> _Saved entries_:
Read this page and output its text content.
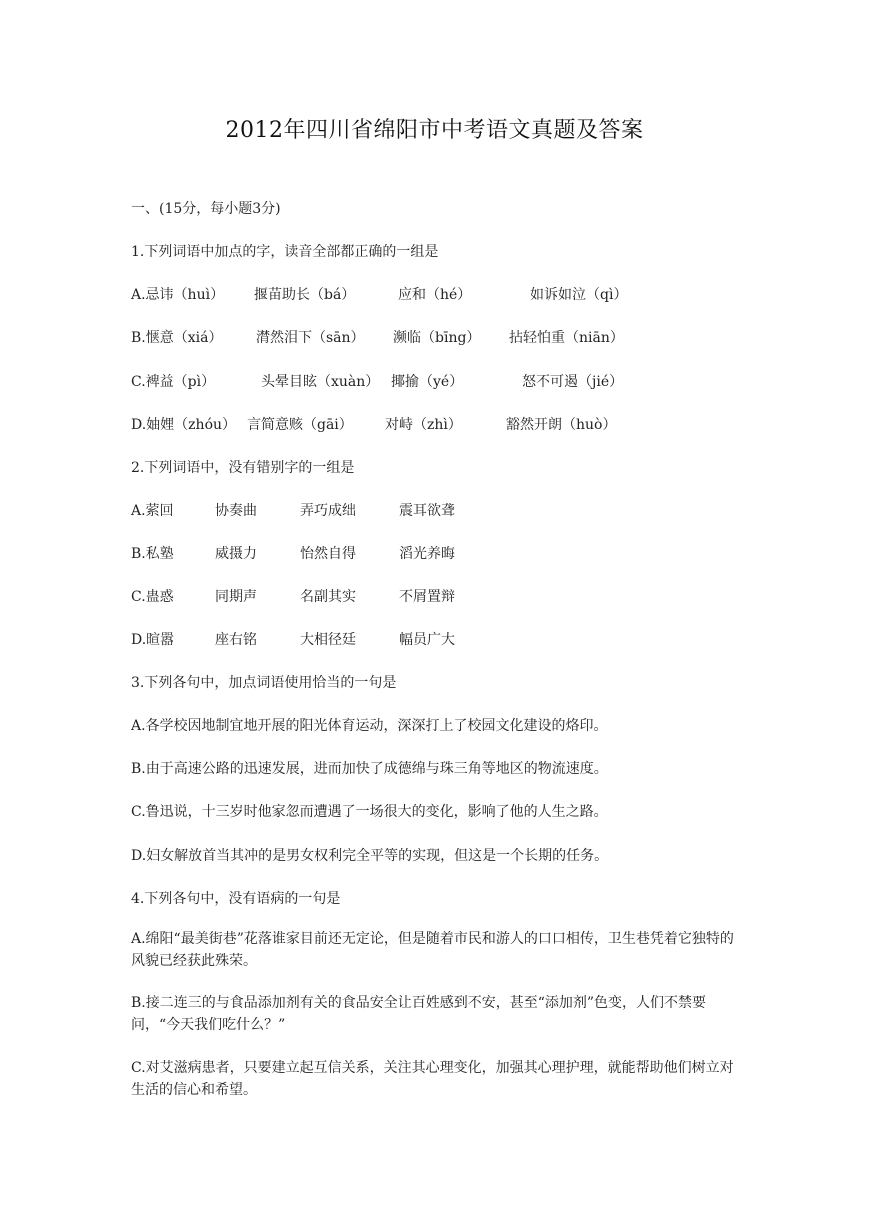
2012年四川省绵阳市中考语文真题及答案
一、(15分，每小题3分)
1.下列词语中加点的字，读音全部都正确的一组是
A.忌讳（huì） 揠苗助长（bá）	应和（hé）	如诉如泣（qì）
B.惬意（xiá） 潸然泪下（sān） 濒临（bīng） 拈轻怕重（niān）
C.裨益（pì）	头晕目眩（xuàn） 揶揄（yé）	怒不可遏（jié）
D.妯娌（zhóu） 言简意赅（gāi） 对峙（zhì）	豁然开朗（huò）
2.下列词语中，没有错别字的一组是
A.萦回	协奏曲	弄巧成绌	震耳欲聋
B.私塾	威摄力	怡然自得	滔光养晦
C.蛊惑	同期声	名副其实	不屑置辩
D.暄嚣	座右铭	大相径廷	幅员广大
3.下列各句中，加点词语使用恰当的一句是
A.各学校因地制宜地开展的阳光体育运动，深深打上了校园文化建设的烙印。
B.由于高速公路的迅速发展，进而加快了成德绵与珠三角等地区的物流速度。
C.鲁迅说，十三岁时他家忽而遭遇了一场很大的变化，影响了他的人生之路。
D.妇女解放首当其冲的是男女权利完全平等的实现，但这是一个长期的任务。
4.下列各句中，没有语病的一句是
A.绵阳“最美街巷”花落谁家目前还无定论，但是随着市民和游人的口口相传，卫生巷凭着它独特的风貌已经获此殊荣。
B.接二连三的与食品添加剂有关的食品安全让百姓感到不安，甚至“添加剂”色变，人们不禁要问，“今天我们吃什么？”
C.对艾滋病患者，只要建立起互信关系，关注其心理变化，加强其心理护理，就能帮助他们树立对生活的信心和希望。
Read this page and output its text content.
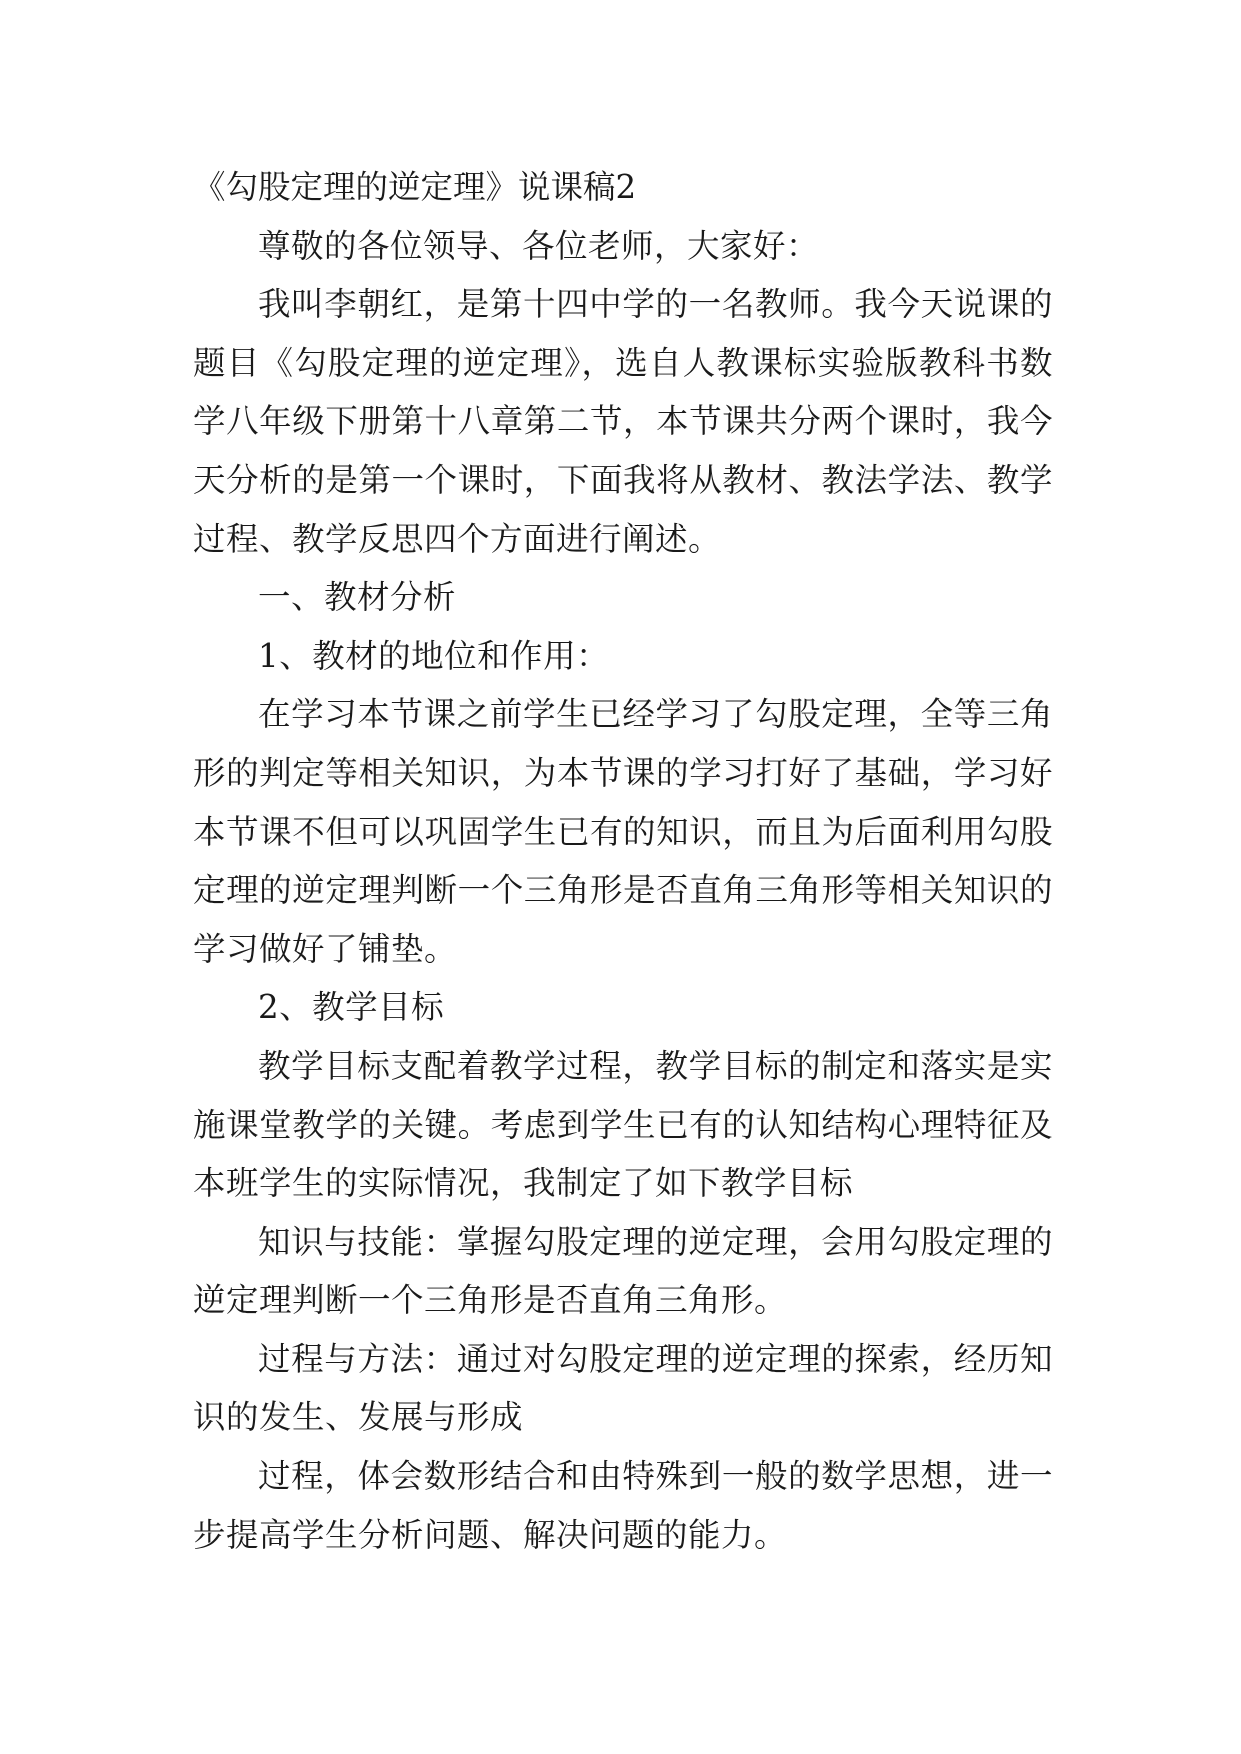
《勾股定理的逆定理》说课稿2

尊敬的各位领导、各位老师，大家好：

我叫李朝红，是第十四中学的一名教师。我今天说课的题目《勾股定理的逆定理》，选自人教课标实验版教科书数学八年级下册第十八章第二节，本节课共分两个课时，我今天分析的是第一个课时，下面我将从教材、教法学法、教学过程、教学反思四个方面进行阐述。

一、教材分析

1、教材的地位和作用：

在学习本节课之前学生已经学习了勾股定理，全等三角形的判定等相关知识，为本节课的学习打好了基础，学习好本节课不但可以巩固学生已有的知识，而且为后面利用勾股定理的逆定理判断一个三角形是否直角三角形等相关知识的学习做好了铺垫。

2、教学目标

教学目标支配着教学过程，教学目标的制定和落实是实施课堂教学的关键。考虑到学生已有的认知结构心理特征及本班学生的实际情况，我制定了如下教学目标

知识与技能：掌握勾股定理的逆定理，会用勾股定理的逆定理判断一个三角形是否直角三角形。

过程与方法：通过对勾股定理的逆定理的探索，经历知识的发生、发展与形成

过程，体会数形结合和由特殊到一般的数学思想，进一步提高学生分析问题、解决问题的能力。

> _Description of the task_:
Output a faithful copy of the data, with each picture left out.

> _Full response_:
Read this page and output its text content.
2012年四川省绵阳市中考语文真题及答案
一、(15分，每小题3分)
1.下列词语中加点的字，读音全部都正确的一组是
A.忌讳（huì） 揠苗助长（bá）	应和（hé）	如诉如泣（qì）
B.惬意（xiá） 潸然泪下（sān） 濒临（bīng） 拈轻怕重（niān）
C.裨益（pì）	头晕目眩（xuàn） 揶揄（yé）	怒不可遏（jié）
D.妯娌（zhóu） 言简意赅（gāi） 对峙（zhì）	豁然开朗（huò）
2.下列词语中，没有错别字的一组是
A.萦回	协奏曲	弄巧成绌	震耳欲聋
B.私塾	威摄力	怡然自得	滔光养晦
C.蛊惑	同期声	名副其实	不屑置辩
D.暄嚣	座右铭	大相径廷	幅员广大
3.下列各句中，加点词语使用恰当的一句是
A.各学校因地制宜地开展的阳光体育运动，深深打上了校园文化建设的烙印。
B.由于高速公路的迅速发展，进而加快了成德绵与珠三角等地区的物流速度。
C.鲁迅说，十三岁时他家忽而遭遇了一场很大的变化，影响了他的人生之路。
D.妇女解放首当其冲的是男女权利完全平等的实现，但这是一个长期的任务。
4.下列各句中，没有语病的一句是
A.绵阳“最美街巷”花落谁家目前还无定论，但是随着市民和游人的口口相传，卫生巷凭着它独特的风貌已经获此殊荣。
B.接二连三的与食品添加剂有关的食品安全让百姓感到不安，甚至“添加剂”色变，人们不禁要问，“今天我们吃什么？”
C.对艾滋病患者，只要建立起互信关系，关注其心理变化，加强其心理护理，就能帮助他们树立对生活的信心和希望。
Read this page and output its text content.
《勾股定理的逆定理》说课稿2

尊敬的各位领导、各位老师，大家好：

我叫李朝红，是第十四中学的一名教师。我今天说课的题目《勾股定理的逆定理》，选自人教课标实验版教科书数学八年级下册第十八章第二节，本节课共分两个课时，我今天分析的是第一个课时，下面我将从教材、教法学法、教学过程、教学反思四个方面进行阐述。

一、教材分析

1、教材的地位和作用：

在学习本节课之前学生已经学习了勾股定理，全等三角形的判定等相关知识，为本节课的学习打好了基础，学习好本节课不但可以巩固学生已有的知识，而且为后面利用勾股定理的逆定理判断一个三角形是否直角三角形等相关知识的学习做好了铺垫。

2、教学目标

教学目标支配着教学过程，教学目标的制定和落实是实施课堂教学的关键。考虑到学生已有的认知结构心理特征及本班学生的实际情况，我制定了如下教学目标

知识与技能：掌握勾股定理的逆定理，会用勾股定理的逆定理判断一个三角形是否直角三角形。

过程与方法：通过对勾股定理的逆定理的探索，经历知识的发生、发展与形成

过程，体会数形结合和由特殊到一般的数学思想，进一步提高学生分析问题、解决问题的能力。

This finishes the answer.